**Brief:** For the string "Gesandten", state how many lines of the data hold it. Give nothing besides the number.
┌─ Raw data
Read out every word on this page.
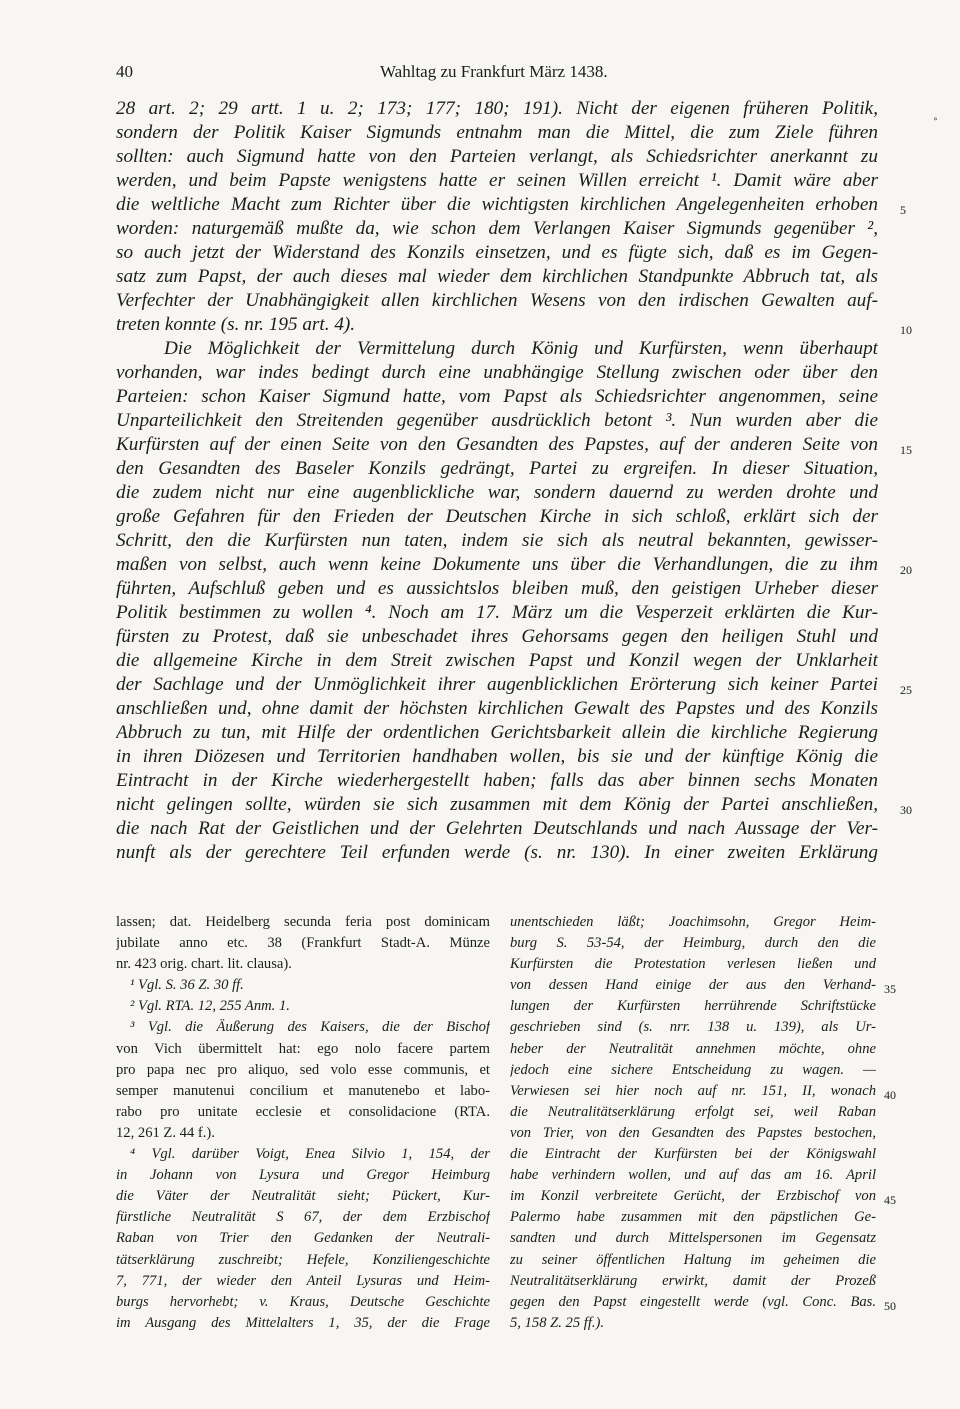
40	Wahltag zu Frankfurt März 1438.
∘
28 art. 2; 29 artt. 1 u. 2; 173; 177; 180; 191). Nicht der eigenen früheren Politik,
sondern der Politik Kaiser Sigmunds entnahm man die Mittel, die zum Ziele führen
sollten: auch Sigmund hatte von den Parteien verlangt, als Schiedsrichter anerkannt zu
werden, und beim Papste wenigstens hatte er seinen Willen erreicht ¹. Damit wäre aber
die weltliche Macht zum Richter über die wichtigsten kirchlichen Angelegenheiten erhoben
worden: naturgemäß mußte da, wie schon dem Verlangen Kaiser Sigmunds gegenüber ²,
so auch jetzt der Widerstand des Konzils einsetzen, und es fügte sich, daß es im Gegen-
satz zum Papst, der auch dieses mal wieder dem kirchlichen Standpunkte Abbruch tat, als
Verfechter der Unabhängigkeit allen kirchlichen Wesens von den irdischen Gewalten auf-
treten konnte (s. nr. 195 art. 4).
Die Möglichkeit der Vermittelung durch König und Kurfürsten, wenn überhaupt
vorhanden, war indes bedingt durch eine unabhängige Stellung zwischen oder über den
Parteien: schon Kaiser Sigmund hatte, vom Papst als Schiedsrichter angenommen, seine
Unparteilichkeit den Streitenden gegenüber ausdrücklich betont ³. Nun wurden aber die
Kurfürsten auf der einen Seite von den Gesandten des Papstes, auf der anderen Seite von
den Gesandten des Baseler Konzils gedrängt, Partei zu ergreifen. In dieser Situation,
die zudem nicht nur eine augenblickliche war, sondern dauernd zu werden drohte und
große Gefahren für den Frieden der Deutschen Kirche in sich schloß, erklärt sich der
Schritt, den die Kurfürsten nun taten, indem sie sich als neutral bekannten, gewisser-
maßen von selbst, auch wenn keine Dokumente uns über die Verhandlungen, die zu ihm
führten, Aufschluß geben und es aussichtslos bleiben muß, den geistigen Urheber dieser
Politik bestimmen zu wollen ⁴. Noch am 17. März um die Vesperzeit erklärten die Kur-
fürsten zu Protest, daß sie unbeschadet ihres Gehorsams gegen den heiligen Stuhl und
die allgemeine Kirche in dem Streit zwischen Papst und Konzil wegen der Unklarheit
der Sachlage und der Unmöglichkeit ihrer augenblicklichen Erörterung sich keiner Partei
anschließen und, ohne damit der höchsten kirchlichen Gewalt des Papstes und des Konzils
Abbruch zu tun, mit Hilfe der ordentlichen Gerichtsbarkeit allein die kirchliche Regierung
in ihren Diözesen und Territorien handhaben wollen, bis sie und der künftige König die
Eintracht in der Kirche wiederhergestellt haben; falls das aber binnen sechs Monaten
nicht gelingen sollte, würden sie sich zusammen mit dem König der Partei anschließen,
die nach Rat der Geistlichen und der Gelehrten Deutschlands und nach Aussage der Ver-
nunft als der gerechtere Teil erfunden werde (s. nr. 130). In einer zweiten Erklärung
5
10
15
20
25
30
lassen; dat. Heidelberg secunda feria post dominicam
jubilate anno etc. 38 (Frankfurt Stadt-A. Münze
nr. 423 orig. chart. lit. clausa).
¹ Vgl. S. 36 Z. 30 ff.
² Vgl. RTA. 12, 255 Anm. 1.
³ Vgl. die Äußerung des Kaisers, die der Bischof
von Vich übermittelt hat: ego nolo facere partem
pro papa nec pro aliquo, sed volo esse communis, et
semper manutenui concilium et manutenebo et labo-
rabo pro unitate ecclesie et consolidacione (RTA.
12, 261 Z. 44 f.).
⁴ Vgl. darüber Voigt, Enea Silvio 1, 154, der
in Johann von Lysura und Gregor Heimburg
die Väter der Neutralität sieht; Pückert, Kur-
fürstliche Neutralität S 67, der dem Erzbischof
Raban von Trier den Gedanken der Neutrali-
tätserklärung zuschreibt; Hefele, Konziliengeschichte
7, 771, der wieder den Anteil Lysuras und Heim-
burgs hervorhebt; v. Kraus, Deutsche Geschichte
im Ausgang des Mittelalters 1, 35, der die Frage
unentschieden läßt; Joachimsohn, Gregor Heim-
burg S. 53-54, der Heimburg, durch den die
Kurfürsten die Protestation verlesen ließen und
von dessen Hand einige der aus den Verhand-
lungen der Kurfürsten herrührende Schriftstücke
geschrieben sind (s. nrr. 138 u. 139), als Ur-
heber der Neutralität annehmen möchte, ohne
jedoch eine sichere Entscheidung zu wagen. —
Verwiesen sei hier noch auf nr. 151, II, wonach
die Neutralitätserklärung erfolgt sei, weil Raban
von Trier, von den Gesandten des Papstes bestochen,
die Eintracht der Kurfürsten bei der Königswahl
habe verhindern wollen, und auf das am 16. April
im Konzil verbreitete Gerücht, der Erzbischof von
Palermo habe zusammen mit den päpstlichen Ge-
sandten und durch Mittelspersonen im Gegensatz
zu seiner öffentlichen Haltung im geheimen die
Neutralitätserklärung erwirkt, damit der Prozeß
gegen den Papst eingestellt werde (vgl. Conc. Bas.
5, 158 Z. 25 ff.).
35
40
45
50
└─
**Written response:** 3